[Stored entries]
::::::

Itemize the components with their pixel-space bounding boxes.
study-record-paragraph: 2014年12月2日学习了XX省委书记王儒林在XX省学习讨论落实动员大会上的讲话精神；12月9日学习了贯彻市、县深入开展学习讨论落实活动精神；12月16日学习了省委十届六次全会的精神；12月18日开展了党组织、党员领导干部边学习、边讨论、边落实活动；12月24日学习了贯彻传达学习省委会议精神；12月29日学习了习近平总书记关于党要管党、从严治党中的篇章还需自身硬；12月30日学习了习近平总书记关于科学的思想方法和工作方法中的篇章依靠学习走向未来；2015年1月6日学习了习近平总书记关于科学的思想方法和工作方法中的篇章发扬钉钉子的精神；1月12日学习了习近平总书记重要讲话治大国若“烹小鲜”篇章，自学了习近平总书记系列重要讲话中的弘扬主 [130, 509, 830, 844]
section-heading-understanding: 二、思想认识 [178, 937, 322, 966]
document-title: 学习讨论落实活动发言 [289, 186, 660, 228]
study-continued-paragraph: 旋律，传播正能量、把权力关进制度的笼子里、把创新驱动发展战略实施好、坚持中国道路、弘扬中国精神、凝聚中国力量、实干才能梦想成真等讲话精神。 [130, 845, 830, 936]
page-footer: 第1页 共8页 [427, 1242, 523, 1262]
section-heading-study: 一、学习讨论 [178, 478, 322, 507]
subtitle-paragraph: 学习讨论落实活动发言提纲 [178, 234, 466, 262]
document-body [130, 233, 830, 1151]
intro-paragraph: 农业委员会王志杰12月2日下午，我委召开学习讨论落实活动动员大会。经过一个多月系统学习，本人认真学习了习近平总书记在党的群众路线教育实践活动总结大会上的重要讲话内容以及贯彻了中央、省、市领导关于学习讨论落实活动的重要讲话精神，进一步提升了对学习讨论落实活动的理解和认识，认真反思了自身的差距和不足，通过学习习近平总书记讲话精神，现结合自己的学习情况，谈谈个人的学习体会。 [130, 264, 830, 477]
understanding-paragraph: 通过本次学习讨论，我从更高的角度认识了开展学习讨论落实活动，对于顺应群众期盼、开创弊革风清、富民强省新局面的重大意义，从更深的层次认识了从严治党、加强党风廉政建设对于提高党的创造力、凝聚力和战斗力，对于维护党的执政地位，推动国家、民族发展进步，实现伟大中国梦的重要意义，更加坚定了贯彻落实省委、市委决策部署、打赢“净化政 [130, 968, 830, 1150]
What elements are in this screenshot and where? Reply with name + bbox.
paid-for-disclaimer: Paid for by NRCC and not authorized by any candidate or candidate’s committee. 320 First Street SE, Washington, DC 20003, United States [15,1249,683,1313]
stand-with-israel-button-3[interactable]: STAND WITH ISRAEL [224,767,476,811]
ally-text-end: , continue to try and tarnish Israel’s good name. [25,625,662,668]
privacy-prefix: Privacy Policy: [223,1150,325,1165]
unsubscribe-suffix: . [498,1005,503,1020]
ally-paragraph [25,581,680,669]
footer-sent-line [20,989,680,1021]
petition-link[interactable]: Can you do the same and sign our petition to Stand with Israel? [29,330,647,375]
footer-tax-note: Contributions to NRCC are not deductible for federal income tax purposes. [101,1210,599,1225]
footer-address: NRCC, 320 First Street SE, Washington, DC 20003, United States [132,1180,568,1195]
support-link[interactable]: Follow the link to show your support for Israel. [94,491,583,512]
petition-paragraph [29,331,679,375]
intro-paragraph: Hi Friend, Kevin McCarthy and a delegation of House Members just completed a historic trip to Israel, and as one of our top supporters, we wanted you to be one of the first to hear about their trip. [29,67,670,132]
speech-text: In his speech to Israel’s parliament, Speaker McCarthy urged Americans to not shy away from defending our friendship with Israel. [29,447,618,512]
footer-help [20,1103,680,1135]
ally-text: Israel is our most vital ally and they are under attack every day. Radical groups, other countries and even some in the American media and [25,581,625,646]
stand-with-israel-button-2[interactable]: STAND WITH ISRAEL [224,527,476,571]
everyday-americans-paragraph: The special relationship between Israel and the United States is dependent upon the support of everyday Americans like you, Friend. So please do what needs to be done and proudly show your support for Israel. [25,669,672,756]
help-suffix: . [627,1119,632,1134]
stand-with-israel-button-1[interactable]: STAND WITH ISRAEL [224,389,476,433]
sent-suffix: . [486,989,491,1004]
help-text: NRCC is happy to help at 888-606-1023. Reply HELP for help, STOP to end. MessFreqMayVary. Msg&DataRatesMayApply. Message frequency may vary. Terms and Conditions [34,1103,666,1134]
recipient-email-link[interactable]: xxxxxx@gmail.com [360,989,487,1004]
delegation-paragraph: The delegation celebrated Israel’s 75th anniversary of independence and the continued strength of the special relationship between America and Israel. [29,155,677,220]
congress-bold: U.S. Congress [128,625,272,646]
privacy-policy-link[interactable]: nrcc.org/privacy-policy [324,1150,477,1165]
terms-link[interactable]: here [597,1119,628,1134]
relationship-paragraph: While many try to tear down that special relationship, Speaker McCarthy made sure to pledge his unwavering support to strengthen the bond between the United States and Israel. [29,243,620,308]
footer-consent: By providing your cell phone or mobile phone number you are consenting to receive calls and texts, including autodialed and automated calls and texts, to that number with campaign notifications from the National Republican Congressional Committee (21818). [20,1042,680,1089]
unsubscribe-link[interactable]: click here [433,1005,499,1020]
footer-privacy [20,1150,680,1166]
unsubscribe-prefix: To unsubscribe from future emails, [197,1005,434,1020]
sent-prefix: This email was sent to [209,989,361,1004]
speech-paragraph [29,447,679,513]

::::::

Stated task: Pull out every line of the items above that contains the string "section", matching case exactly.

Problem solution:
section-heading-understanding: 二、思想认识 [178, 937, 322, 966]
section-heading-study: 一、学习讨论 [178, 478, 322, 507]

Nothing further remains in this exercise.